Data items
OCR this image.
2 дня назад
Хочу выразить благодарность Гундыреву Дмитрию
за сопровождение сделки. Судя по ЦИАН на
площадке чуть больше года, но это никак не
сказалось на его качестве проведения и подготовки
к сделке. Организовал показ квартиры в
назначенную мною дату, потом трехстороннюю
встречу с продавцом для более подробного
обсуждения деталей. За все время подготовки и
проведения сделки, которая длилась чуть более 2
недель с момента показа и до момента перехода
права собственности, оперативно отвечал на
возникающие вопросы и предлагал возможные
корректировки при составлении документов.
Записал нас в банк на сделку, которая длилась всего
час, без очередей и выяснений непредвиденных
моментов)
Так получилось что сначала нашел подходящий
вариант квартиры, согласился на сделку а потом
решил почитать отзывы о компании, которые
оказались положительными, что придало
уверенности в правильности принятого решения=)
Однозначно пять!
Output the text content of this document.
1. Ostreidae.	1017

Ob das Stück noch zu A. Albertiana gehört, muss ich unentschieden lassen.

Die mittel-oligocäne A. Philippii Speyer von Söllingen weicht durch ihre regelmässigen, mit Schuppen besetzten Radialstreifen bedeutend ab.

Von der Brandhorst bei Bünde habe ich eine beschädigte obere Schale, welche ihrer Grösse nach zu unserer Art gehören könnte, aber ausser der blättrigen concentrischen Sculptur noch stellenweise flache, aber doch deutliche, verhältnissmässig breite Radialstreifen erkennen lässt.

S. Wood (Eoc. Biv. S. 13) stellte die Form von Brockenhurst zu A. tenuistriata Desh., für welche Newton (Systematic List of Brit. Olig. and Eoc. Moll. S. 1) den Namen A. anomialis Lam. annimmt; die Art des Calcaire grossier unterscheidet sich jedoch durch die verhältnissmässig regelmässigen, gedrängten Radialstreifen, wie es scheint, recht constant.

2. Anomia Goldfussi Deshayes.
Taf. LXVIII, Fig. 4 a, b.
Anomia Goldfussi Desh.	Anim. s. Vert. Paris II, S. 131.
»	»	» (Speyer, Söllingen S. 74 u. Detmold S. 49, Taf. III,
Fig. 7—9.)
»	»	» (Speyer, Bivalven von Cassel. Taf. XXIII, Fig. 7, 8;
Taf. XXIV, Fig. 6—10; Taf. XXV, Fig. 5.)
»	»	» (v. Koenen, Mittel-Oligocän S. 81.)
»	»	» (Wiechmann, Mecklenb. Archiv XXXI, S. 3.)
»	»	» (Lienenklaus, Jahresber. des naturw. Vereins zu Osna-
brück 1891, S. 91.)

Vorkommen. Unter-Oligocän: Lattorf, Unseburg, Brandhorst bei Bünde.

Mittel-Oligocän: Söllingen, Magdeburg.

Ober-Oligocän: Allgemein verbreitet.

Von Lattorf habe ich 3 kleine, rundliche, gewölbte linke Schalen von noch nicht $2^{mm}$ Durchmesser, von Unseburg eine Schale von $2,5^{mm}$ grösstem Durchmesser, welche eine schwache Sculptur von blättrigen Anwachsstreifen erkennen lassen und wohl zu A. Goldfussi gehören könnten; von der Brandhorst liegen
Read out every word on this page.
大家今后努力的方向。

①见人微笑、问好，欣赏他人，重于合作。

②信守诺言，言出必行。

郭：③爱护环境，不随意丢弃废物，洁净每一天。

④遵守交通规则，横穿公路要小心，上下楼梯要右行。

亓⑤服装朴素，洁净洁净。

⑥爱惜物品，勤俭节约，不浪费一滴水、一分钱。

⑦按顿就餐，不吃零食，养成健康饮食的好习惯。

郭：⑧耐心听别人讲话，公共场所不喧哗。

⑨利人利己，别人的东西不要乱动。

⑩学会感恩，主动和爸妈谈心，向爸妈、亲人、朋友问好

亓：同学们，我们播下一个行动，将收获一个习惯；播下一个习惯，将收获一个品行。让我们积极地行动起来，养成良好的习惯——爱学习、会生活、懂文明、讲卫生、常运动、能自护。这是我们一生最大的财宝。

*Task prompt*. Write out each line of the data that holds the string "Brandhorst".

*Exercise output*.
Von der Brandhorst bei Bünde habe ich eine beschädigte obere Schale, welche ihrer Grösse nach zu unserer Art gehören könnte, aber ausser der blättrigen concentrischen Sculptur noch stellenweise flache, aber doch deutliche, verhältnissmässig breite Radialstreifen erkennen lässt.
Vorkommen. Unter-Oligocän: Lattorf, Unseburg, Brandhorst bei Bünde.
Von Lattorf habe ich 3 kleine, rundliche, gewölbte linke Schalen von noch nicht $2^{mm}$ Durchmesser, von Unseburg eine Schale von $2,5^{mm}$ grösstem Durchmesser, welche eine schwache Sculptur von blättrigen Anwachsstreifen erkennen lassen und wohl zu A. Goldfussi gehören könnten; von der Brandhorst liegen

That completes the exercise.